Dataset entries on figures
+++++

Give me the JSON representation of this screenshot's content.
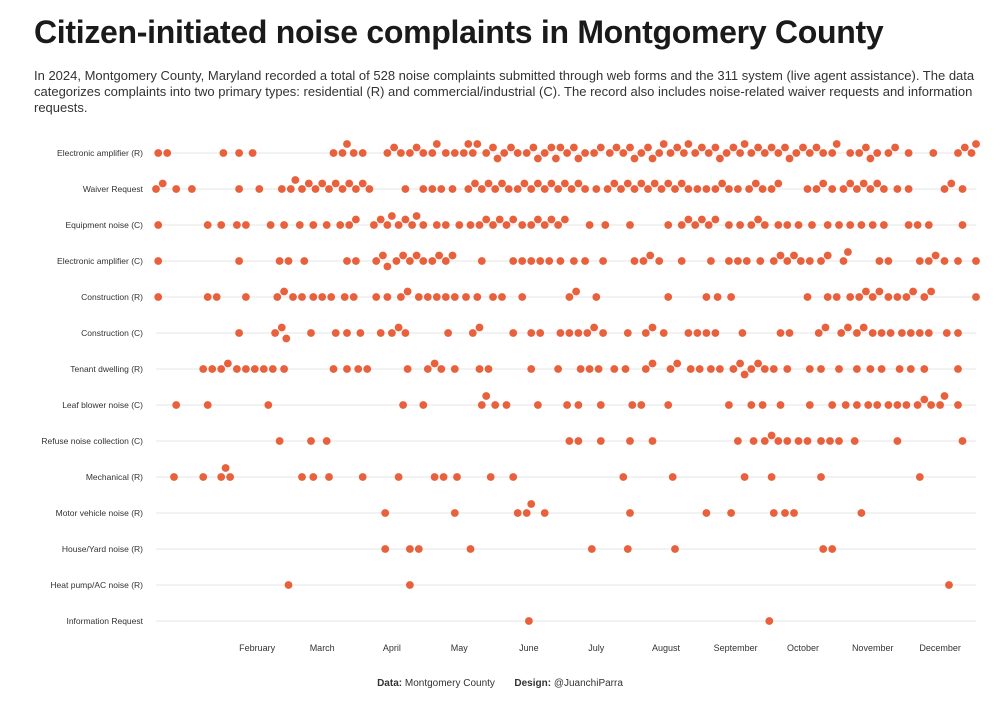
{
  "title": "Citizen-initiated noise complaints in Montgomery County",
  "subtitle": "In 2024, Montgomery County, Maryland recorded a total of 528 noise complaints submitted through web forms and the 311 system (live agent assistance). The data categorizes complaints into two primary types: residential (R) and commercial/industrial (C). The record also includes noise-related waiver requests and information requests.",
  "caption": {
    "data_label": "Data:",
    "data_value": "Montgomery County",
    "design_label": "Design:",
    "design_value": "@JuanchiParra"
  },
  "colors": {
    "dot": "#e8603c",
    "grid": "#e6e6e6"
  },
  "chart_data": {
    "type": "scatter",
    "x_unit": "day of year 2024",
    "x_range": [
      1,
      366
    ],
    "x_ticks": [
      {
        "label": "February",
        "day": 46
      },
      {
        "label": "March",
        "day": 75
      },
      {
        "label": "April",
        "day": 106
      },
      {
        "label": "May",
        "day": 136
      },
      {
        "label": "June",
        "day": 167
      },
      {
        "label": "July",
        "day": 197
      },
      {
        "label": "August",
        "day": 228
      },
      {
        "label": "September",
        "day": 259
      },
      {
        "label": "October",
        "day": 289
      },
      {
        "label": "November",
        "day": 320
      },
      {
        "label": "December",
        "day": 350
      }
    ],
    "categories": [
      "Electronic amplifier (R)",
      "Waiver Request",
      "Equipment noise (C)",
      "Electronic amplifier (C)",
      "Construction (R)",
      "Construction (C)",
      "Tenant dwelling (R)",
      "Leaf blower noise (C)",
      "Refuse noise collection (C)",
      "Mechanical (R)",
      "Motor vehicle noise (R)",
      "House/Yard noise (R)",
      "Heat pump/AC noise (R)",
      "Information Request"
    ],
    "series": [
      {
        "category": "Electronic amplifier (R)",
        "days": [
          2,
          6,
          31,
          38,
          44,
          80,
          84,
          86,
          89,
          93,
          104,
          107,
          110,
          114,
          117,
          120,
          124,
          126,
          130,
          134,
          138,
          140,
          142,
          144,
          148,
          151,
          153,
          156,
          159,
          162,
          166,
          169,
          171,
          174,
          177,
          179,
          181,
          184,
          187,
          189,
          192,
          196,
          199,
          203,
          206,
          209,
          212,
          214,
          217,
          220,
          222,
          225,
          227,
          230,
          233,
          236,
          238,
          241,
          244,
          247,
          250,
          252,
          255,
          258,
          261,
          263,
          266,
          269,
          272,
          275,
          278,
          281,
          283,
          286,
          289,
          292,
          295,
          298,
          302,
          304,
          310,
          314,
          317,
          319,
          322,
          327,
          330,
          336,
          347,
          358,
          361,
          364,
          366
        ]
      },
      {
        "category": "Waiver Request",
        "days": [
          1,
          4,
          10,
          17,
          38,
          47,
          57,
          61,
          63,
          66,
          69,
          72,
          75,
          78,
          81,
          84,
          87,
          90,
          93,
          96,
          112,
          120,
          124,
          128,
          133,
          140,
          143,
          146,
          149,
          152,
          155,
          158,
          162,
          165,
          168,
          171,
          174,
          177,
          180,
          183,
          186,
          189,
          192,
          197,
          202,
          205,
          208,
          211,
          214,
          217,
          220,
          223,
          226,
          229,
          232,
          235,
          238,
          242,
          246,
          250,
          253,
          256,
          260,
          265,
          268,
          271,
          275,
          278,
          291,
          295,
          298,
          302,
          307,
          310,
          313,
          316,
          319,
          322,
          325,
          331,
          336,
          352,
          355,
          360
        ]
      },
      {
        "category": "Equipment noise (C)",
        "days": [
          2,
          24,
          30,
          37,
          41,
          52,
          58,
          65,
          71,
          77,
          83,
          87,
          90,
          98,
          101,
          104,
          106,
          109,
          112,
          115,
          117,
          120,
          126,
          130,
          136,
          141,
          145,
          148,
          151,
          154,
          157,
          160,
          164,
          168,
          171,
          174,
          177,
          180,
          183,
          194,
          201,
          212,
          229,
          235,
          238,
          241,
          244,
          247,
          250,
          256,
          261,
          266,
          269,
          272,
          278,
          282,
          287,
          293,
          300,
          305,
          310,
          315,
          320,
          325,
          336,
          340,
          345,
          360
        ]
      },
      {
        "category": "Electronic amplifier (C)",
        "days": [
          2,
          38,
          56,
          60,
          67,
          86,
          90,
          99,
          102,
          104,
          108,
          111,
          114,
          117,
          120,
          124,
          127,
          130,
          133,
          146,
          160,
          164,
          168,
          172,
          176,
          181,
          187,
          192,
          200,
          214,
          218,
          221,
          225,
          235,
          248,
          256,
          260,
          264,
          270,
          276,
          279,
          282,
          285,
          288,
          292,
          297,
          300,
          307,
          309,
          323,
          327,
          341,
          345,
          348,
          352,
          358,
          366
        ]
      },
      {
        "category": "Construction (R)",
        "days": [
          2,
          24,
          28,
          41,
          55,
          58,
          62,
          66,
          71,
          75,
          79,
          85,
          89,
          99,
          104,
          110,
          113,
          118,
          122,
          126,
          130,
          134,
          139,
          144,
          151,
          155,
          164,
          185,
          188,
          197,
          229,
          246,
          251,
          257,
          291,
          300,
          304,
          310,
          314,
          317,
          320,
          323,
          327,
          331,
          335,
          338,
          343,
          346,
          366
        ]
      },
      {
        "category": "Construction (C)",
        "days": [
          38,
          54,
          57,
          59,
          70,
          81,
          86,
          92,
          101,
          106,
          109,
          112,
          131,
          142,
          145,
          160,
          168,
          172,
          181,
          185,
          189,
          193,
          196,
          200,
          211,
          219,
          222,
          227,
          238,
          242,
          246,
          250,
          262,
          279,
          283,
          296,
          299,
          306,
          309,
          313,
          316,
          320,
          324,
          328,
          333,
          337,
          341,
          345,
          353,
          358
        ]
      },
      {
        "category": "Tenant dwelling (R)",
        "days": [
          22,
          26,
          30,
          33,
          37,
          41,
          45,
          49,
          53,
          58,
          80,
          86,
          91,
          95,
          113,
          122,
          125,
          128,
          134,
          145,
          149,
          168,
          180,
          190,
          194,
          198,
          205,
          210,
          219,
          222,
          230,
          233,
          239,
          243,
          248,
          252,
          258,
          261,
          263,
          266,
          269,
          272,
          276,
          282,
          292,
          297,
          305,
          313,
          319,
          324,
          332,
          337,
          343,
          358
        ]
      },
      {
        "category": "Leaf blower noise (C)",
        "days": [
          10,
          24,
          51,
          111,
          120,
          146,
          148,
          152,
          157,
          171,
          184,
          189,
          199,
          213,
          217,
          229,
          256,
          266,
          271,
          279,
          292,
          302,
          308,
          313,
          318,
          322,
          327,
          331,
          335,
          340,
          343,
          346,
          350,
          352,
          358
        ]
      },
      {
        "category": "Refuse noise collection (C)",
        "days": [
          56,
          70,
          77,
          185,
          189,
          199,
          212,
          222,
          260,
          267,
          272,
          275,
          278,
          282,
          287,
          291,
          297,
          301,
          305,
          312,
          331,
          360
        ]
      },
      {
        "category": "Mechanical (R)",
        "days": [
          9,
          22,
          30,
          32,
          34,
          66,
          71,
          78,
          93,
          109,
          125,
          129,
          135,
          150,
          160,
          209,
          231,
          263,
          275,
          297,
          341
        ]
      },
      {
        "category": "Motor vehicle noise (R)",
        "days": [
          103,
          134,
          162,
          166,
          168,
          174,
          212,
          246,
          257,
          276,
          281,
          285,
          315
        ]
      },
      {
        "category": "House/Yard noise (R)",
        "days": [
          103,
          114,
          118,
          141,
          195,
          211,
          232,
          298,
          302
        ]
      },
      {
        "category": "Heat pump/AC noise (R)",
        "days": [
          60,
          114,
          354
        ]
      },
      {
        "category": "Information Request",
        "days": [
          167,
          274
        ]
      }
    ]
  }
}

+++++

**The request:** Copy all lines from the data that hold the word "dwelling".

**Reply:**
      "Tenant dwelling (R)",
        "category": "Tenant dwelling (R)",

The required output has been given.